+++ Task material +++

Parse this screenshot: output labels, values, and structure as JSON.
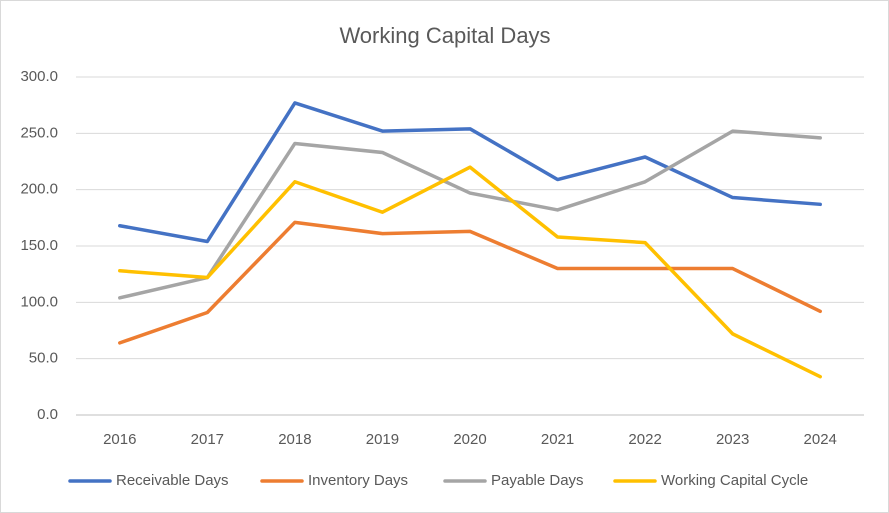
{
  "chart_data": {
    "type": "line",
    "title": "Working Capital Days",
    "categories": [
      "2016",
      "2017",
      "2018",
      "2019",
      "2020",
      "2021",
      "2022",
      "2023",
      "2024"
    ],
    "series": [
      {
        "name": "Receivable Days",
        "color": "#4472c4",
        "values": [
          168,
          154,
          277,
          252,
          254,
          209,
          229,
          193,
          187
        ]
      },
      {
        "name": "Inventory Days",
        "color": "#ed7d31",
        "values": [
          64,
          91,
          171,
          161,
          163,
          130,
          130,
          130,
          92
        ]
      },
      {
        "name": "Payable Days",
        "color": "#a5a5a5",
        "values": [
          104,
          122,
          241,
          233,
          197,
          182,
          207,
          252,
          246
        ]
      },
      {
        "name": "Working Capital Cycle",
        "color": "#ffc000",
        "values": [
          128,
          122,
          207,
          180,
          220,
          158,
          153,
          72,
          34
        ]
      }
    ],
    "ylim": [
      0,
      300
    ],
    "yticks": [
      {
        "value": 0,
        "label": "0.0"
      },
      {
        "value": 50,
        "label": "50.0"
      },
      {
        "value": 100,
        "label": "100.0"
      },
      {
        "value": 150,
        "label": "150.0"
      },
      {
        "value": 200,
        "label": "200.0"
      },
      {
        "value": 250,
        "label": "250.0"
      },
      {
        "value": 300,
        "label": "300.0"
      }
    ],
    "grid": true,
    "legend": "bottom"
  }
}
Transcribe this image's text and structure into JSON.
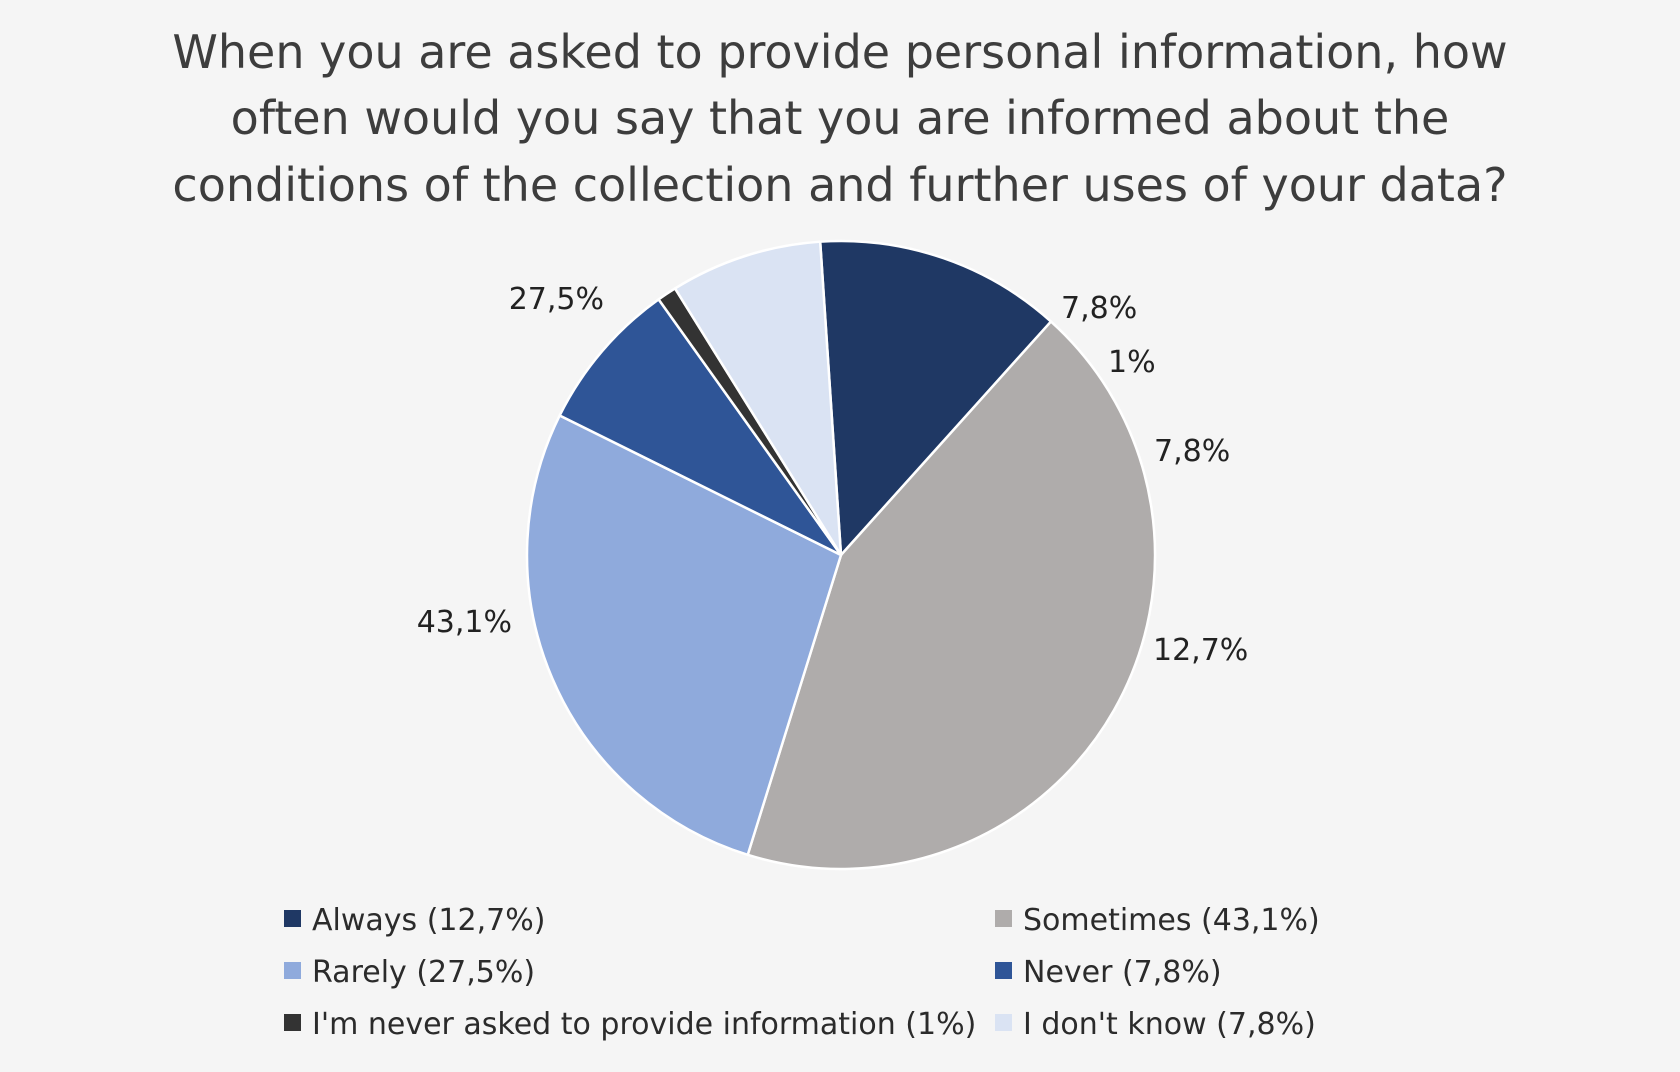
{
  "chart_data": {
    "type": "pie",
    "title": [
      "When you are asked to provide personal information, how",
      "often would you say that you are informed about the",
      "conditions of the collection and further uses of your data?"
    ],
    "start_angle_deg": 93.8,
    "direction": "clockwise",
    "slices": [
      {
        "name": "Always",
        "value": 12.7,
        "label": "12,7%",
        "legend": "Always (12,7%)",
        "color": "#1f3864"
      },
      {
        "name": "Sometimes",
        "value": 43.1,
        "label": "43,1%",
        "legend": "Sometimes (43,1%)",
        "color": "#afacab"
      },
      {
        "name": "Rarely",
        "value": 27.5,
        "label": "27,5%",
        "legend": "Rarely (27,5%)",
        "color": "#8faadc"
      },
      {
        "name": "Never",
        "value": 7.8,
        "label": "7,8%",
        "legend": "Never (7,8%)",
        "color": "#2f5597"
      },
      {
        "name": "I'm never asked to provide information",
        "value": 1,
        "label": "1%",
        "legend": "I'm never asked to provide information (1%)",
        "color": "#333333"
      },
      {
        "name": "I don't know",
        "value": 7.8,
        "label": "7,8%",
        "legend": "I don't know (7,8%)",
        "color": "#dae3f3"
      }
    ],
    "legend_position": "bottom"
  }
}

+++
+++ Task material +++

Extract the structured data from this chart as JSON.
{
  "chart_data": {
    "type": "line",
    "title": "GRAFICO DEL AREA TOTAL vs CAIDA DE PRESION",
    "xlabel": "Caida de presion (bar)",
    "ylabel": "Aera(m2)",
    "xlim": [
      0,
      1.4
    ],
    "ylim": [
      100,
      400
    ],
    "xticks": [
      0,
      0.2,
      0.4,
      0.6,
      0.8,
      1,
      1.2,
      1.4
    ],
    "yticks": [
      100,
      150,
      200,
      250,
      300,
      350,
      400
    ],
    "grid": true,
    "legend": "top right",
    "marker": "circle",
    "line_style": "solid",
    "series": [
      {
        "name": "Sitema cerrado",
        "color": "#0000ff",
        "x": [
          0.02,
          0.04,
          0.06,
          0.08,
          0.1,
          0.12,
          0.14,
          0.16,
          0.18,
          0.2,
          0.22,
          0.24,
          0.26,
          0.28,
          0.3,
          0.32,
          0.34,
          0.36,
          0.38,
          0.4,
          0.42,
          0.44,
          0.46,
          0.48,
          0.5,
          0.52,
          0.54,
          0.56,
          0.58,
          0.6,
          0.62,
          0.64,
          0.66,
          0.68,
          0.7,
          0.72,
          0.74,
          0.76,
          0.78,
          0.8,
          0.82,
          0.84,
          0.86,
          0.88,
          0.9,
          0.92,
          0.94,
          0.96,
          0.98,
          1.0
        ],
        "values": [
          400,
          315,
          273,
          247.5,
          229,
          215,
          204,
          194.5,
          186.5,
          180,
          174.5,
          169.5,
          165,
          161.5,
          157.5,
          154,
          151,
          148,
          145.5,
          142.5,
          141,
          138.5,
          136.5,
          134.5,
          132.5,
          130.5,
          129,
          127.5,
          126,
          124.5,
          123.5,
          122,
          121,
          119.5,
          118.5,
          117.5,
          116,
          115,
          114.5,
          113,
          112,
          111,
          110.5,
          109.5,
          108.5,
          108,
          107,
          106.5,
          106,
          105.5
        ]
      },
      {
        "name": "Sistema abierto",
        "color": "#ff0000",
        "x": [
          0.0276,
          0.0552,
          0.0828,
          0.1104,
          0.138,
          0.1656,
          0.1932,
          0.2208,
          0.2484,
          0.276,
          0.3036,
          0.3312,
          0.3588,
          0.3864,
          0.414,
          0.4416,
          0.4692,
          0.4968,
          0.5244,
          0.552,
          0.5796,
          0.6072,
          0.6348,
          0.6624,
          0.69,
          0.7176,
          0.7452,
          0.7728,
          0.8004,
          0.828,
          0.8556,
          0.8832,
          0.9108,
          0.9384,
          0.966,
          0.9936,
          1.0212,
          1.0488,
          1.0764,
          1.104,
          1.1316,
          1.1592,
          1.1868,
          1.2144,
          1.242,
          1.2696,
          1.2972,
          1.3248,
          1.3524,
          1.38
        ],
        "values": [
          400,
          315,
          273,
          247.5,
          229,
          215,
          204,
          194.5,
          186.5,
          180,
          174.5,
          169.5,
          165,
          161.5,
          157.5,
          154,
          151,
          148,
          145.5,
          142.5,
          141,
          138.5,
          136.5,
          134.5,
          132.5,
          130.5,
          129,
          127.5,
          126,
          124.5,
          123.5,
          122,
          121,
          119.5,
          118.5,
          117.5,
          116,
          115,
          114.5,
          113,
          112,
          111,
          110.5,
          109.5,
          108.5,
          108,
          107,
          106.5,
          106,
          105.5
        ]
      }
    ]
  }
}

+++
+++ Task material +++

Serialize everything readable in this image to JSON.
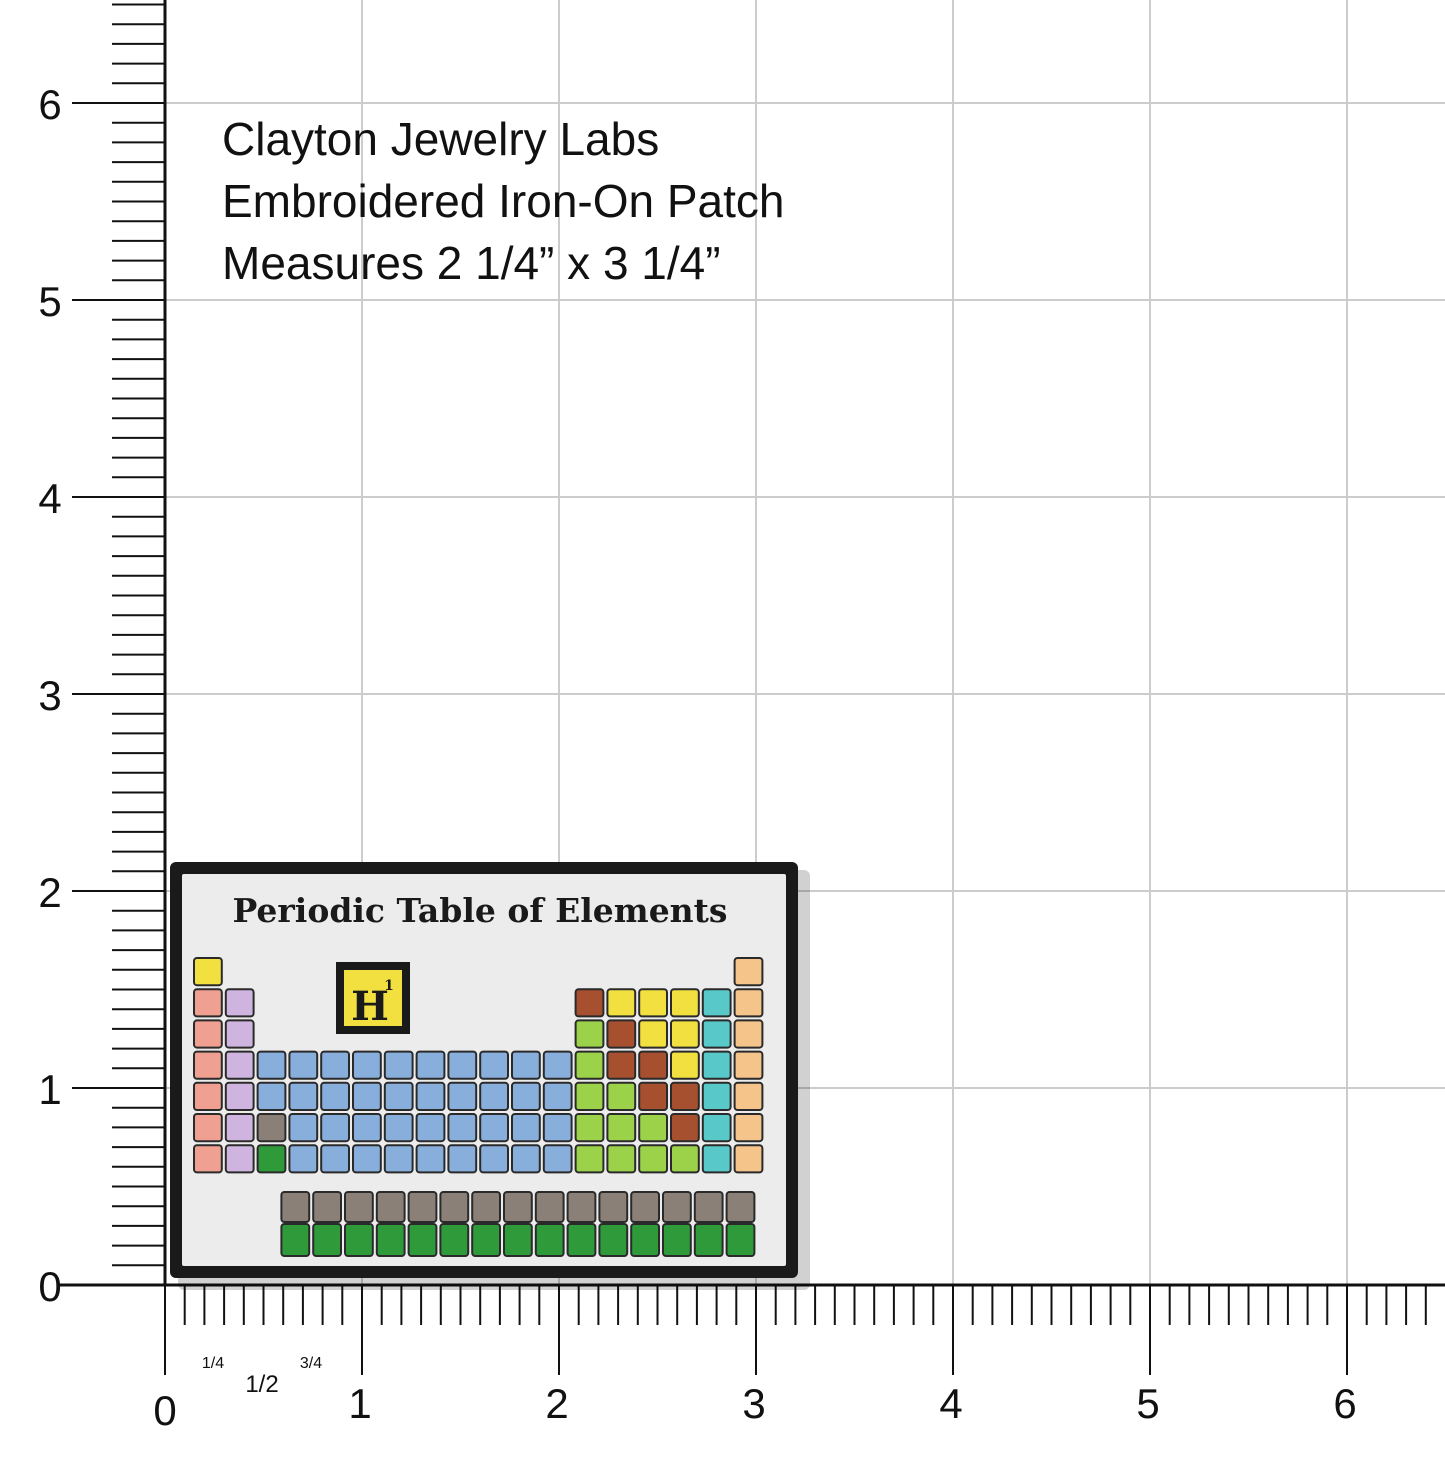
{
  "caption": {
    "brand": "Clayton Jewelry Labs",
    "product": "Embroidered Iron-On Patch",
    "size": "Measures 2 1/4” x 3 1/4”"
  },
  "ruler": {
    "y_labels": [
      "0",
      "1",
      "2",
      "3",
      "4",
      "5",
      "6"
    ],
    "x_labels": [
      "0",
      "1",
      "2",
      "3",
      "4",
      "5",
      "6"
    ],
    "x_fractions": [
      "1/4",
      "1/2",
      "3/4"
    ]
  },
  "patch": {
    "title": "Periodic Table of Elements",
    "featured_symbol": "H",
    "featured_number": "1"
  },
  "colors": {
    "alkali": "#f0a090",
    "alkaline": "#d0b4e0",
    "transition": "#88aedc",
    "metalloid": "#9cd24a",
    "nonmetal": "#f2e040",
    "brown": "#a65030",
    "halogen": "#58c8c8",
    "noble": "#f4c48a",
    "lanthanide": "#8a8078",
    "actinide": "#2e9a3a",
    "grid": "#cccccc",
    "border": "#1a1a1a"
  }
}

+++

Brief:
Gather every line from the entries above where the word "title" appears, and copy them.

Solution:
    "title": "Working Capital Days",
    "title": [
    "title": "GRAFICO DEL AREA TOTAL vs CAIDA DE PRESION",
    "title": "Periodic Table of Elements",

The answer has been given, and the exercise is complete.